**Problem statement:** Pull out every line of the entries below that contains the string "Sales", treating uppercase and lowercase as distinct.

-- BEGIN Data for the task --

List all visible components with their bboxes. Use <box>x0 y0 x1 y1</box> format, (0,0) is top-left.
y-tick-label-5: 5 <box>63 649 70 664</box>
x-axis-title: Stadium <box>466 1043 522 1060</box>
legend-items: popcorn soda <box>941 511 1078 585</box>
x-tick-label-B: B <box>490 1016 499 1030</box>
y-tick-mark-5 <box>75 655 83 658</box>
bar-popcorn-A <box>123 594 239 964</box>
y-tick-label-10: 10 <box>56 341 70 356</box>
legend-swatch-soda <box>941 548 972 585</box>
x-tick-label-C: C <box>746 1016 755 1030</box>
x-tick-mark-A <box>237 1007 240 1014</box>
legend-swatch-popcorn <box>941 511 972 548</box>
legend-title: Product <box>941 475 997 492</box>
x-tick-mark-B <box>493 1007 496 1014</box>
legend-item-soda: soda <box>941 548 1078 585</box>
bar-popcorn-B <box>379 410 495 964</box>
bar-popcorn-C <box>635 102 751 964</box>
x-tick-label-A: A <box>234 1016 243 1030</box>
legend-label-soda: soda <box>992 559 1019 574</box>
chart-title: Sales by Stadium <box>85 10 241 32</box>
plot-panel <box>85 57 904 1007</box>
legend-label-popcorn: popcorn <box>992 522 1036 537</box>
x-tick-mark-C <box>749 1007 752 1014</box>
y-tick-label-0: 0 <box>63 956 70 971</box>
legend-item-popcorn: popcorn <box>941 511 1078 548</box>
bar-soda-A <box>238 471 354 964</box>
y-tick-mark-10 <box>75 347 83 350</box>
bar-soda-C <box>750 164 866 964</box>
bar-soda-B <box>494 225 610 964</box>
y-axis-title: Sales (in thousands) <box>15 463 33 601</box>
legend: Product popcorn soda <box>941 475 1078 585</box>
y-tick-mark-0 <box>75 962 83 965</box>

-- END Data for the task --

**Written solution:**
chart-title: Sales by Stadium <box>85 10 241 32</box>
y-axis-title: Sales (in thousands) <box>15 463 33 601</box>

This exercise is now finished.